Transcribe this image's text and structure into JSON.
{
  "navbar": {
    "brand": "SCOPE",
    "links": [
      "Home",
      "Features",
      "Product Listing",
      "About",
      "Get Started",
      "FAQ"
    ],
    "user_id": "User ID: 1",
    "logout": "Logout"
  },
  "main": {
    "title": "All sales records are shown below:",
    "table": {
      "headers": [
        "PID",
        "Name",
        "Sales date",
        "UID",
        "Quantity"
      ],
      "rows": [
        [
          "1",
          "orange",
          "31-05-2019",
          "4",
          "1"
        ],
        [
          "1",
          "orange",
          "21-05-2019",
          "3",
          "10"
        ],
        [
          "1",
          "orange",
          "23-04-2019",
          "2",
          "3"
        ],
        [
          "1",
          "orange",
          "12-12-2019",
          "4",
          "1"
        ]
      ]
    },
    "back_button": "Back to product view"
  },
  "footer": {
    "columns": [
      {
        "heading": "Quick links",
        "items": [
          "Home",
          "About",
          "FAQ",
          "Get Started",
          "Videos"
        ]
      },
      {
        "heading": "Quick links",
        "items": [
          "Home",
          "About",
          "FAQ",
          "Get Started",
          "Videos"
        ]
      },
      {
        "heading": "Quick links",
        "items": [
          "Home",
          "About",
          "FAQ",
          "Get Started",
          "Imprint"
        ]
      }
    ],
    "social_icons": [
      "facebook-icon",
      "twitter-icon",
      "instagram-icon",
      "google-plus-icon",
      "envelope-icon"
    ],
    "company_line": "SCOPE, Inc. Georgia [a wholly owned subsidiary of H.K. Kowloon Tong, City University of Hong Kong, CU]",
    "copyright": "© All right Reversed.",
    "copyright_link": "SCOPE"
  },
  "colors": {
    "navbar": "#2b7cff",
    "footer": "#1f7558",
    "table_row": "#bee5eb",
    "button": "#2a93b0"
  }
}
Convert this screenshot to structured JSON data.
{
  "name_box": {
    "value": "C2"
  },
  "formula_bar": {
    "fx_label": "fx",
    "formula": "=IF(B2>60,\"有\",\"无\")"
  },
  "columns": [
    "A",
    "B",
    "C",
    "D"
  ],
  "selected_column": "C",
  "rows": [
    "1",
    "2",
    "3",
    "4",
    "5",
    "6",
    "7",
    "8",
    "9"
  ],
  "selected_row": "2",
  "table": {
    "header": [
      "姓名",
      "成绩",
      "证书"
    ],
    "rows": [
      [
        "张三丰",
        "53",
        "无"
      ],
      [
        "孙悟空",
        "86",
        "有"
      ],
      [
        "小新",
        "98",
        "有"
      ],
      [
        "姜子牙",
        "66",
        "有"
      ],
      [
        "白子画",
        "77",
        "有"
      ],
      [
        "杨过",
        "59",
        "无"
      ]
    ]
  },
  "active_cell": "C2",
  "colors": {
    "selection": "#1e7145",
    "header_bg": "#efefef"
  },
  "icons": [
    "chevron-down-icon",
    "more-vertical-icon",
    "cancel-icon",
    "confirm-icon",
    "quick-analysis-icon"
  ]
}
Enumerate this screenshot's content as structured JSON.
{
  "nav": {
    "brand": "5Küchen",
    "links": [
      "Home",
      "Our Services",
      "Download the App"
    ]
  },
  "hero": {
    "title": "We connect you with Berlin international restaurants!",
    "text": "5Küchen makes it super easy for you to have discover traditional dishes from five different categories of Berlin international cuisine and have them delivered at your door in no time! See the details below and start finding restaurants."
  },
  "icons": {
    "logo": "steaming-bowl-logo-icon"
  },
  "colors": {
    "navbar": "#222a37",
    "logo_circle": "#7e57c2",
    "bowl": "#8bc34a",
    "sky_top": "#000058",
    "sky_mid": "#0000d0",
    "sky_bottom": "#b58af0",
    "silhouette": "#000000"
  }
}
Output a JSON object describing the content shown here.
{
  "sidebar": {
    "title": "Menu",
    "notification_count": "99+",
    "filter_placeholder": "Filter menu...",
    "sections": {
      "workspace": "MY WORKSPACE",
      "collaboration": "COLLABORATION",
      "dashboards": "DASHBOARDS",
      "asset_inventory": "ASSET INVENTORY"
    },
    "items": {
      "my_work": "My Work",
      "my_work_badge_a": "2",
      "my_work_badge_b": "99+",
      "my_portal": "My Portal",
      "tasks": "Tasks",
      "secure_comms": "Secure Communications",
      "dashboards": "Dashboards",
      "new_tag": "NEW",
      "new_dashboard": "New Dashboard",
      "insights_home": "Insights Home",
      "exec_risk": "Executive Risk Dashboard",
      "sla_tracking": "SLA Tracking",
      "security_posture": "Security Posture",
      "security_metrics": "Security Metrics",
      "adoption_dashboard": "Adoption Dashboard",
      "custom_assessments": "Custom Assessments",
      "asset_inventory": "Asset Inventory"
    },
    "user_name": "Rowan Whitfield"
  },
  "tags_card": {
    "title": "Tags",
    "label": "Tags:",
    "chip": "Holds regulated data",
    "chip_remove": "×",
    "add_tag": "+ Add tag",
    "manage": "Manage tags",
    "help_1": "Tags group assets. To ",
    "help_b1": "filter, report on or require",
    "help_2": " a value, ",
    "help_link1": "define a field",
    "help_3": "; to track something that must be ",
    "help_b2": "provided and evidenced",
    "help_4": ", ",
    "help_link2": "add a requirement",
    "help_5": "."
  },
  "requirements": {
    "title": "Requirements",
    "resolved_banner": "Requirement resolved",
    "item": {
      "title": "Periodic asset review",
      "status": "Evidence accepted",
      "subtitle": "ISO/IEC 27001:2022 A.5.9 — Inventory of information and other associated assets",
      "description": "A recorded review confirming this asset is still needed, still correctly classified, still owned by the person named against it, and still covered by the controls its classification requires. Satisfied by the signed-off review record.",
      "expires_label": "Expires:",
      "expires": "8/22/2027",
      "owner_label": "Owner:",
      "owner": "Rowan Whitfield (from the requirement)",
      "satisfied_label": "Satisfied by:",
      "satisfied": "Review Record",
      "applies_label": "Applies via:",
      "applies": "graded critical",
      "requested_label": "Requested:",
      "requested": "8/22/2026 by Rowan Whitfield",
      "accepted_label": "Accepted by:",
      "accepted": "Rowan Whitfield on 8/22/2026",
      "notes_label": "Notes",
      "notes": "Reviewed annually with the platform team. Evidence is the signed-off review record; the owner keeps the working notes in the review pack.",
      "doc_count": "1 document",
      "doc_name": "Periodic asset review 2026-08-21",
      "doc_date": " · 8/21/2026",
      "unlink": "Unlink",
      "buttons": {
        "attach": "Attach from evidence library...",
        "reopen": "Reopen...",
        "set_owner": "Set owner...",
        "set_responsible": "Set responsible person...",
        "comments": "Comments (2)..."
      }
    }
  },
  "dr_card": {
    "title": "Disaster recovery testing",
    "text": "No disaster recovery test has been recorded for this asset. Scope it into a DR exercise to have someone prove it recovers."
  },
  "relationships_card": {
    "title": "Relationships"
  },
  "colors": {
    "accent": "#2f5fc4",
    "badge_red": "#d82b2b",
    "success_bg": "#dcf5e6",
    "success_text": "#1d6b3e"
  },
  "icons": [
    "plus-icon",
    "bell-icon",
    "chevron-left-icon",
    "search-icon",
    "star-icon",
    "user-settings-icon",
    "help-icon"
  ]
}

◇ ◇ ◇ ◇ ◇ ◇ ◇

* WHAT IS ASKED:
Look for the word "JSON" and return every line where it occurs.

* RESULT OF THIS TASK:
Transcribe this image's text and structure into JSON.
Convert this screenshot to structured JSON data.
Enumerate this screenshot's content as structured JSON.
Output a JSON object describing the content shown here.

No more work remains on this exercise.